EXERCISE: Pull out every line in the data that has the string "Colowit" in it.

[Stored items from a collection]

══════════

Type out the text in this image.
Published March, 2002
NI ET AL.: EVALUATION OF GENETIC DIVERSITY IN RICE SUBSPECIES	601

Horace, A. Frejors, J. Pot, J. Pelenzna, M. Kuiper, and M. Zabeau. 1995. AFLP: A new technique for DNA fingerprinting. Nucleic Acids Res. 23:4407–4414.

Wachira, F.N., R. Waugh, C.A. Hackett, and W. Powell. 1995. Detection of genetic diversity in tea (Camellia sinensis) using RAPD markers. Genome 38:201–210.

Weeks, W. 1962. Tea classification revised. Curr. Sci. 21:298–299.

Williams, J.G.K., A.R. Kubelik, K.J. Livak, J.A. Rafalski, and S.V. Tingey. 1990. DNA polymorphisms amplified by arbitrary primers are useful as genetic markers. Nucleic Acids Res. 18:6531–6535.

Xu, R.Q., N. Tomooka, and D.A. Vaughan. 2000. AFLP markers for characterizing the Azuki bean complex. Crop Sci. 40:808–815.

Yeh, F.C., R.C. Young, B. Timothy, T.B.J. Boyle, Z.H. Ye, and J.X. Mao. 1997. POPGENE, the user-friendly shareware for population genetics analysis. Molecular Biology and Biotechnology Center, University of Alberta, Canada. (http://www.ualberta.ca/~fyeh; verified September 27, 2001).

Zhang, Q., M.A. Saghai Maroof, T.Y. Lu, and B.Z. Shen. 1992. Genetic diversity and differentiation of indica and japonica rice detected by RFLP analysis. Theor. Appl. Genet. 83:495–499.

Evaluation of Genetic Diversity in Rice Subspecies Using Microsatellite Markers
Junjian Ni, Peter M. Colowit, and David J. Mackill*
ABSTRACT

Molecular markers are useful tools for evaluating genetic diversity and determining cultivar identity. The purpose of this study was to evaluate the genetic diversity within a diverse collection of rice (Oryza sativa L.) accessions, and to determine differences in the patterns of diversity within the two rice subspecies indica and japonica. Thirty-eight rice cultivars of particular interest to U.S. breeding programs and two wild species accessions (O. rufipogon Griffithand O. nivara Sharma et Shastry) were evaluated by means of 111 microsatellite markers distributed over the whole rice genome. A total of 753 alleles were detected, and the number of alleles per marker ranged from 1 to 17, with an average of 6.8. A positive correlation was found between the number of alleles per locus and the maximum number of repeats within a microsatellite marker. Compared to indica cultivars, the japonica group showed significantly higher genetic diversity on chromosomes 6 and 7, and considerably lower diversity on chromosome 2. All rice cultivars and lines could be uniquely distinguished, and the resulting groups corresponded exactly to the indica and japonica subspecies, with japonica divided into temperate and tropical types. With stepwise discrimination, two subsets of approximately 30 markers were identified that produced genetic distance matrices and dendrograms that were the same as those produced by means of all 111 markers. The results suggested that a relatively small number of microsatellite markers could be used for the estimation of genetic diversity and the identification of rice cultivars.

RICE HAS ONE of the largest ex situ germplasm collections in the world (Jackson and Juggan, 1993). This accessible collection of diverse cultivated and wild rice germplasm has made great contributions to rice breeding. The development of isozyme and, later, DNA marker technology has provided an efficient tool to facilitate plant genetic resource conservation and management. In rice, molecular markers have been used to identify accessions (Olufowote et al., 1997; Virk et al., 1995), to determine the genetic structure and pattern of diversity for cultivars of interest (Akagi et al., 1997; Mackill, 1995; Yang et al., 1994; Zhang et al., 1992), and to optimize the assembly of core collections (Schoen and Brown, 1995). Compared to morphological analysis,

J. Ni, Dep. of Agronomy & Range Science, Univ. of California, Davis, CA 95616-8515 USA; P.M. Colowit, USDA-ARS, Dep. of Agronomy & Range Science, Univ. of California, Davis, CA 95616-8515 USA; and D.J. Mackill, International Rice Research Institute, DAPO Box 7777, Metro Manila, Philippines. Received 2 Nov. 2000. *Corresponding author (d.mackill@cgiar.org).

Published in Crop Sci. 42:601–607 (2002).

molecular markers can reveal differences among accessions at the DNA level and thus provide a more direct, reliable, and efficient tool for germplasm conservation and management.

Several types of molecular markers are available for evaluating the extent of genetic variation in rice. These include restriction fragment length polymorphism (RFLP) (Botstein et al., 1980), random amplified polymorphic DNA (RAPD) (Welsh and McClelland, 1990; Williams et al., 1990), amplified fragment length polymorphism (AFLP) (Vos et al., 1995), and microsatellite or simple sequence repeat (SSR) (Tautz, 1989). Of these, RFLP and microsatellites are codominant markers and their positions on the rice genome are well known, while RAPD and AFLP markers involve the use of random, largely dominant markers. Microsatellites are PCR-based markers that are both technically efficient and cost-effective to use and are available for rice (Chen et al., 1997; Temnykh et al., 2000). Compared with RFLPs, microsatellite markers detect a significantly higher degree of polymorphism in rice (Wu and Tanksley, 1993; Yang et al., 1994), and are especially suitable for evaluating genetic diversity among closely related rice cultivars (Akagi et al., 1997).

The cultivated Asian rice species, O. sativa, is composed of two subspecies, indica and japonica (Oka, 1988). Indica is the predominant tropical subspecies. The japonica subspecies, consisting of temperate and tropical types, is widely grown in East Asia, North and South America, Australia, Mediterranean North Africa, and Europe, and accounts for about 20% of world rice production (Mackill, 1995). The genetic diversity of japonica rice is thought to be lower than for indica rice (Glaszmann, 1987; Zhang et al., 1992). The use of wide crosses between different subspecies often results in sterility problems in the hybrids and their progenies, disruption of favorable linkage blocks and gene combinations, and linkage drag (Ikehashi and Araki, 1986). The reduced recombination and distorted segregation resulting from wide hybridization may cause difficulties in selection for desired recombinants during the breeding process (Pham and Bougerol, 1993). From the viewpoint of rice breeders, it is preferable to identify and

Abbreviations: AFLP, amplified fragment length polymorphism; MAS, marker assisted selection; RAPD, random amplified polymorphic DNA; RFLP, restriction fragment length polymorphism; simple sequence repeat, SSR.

══════════

FINISHED TASK:
Junjian Ni, Peter M. Colowit, and David J. Mackill*
J. Ni, Dep. of Agronomy & Range Science, Univ. of California, Davis, CA 95616-8515 USA; P.M. Colowit, USDA-ARS, Dep. of Agronomy & Range Science, Univ. of California, Davis, CA 95616-8515 USA; and D.J. Mackill, International Rice Research Institute, DAPO Box 7777, Metro Manila, Philippines. Received 2 Nov. 2000. *Corresponding author (d.mackill@cgiar.org).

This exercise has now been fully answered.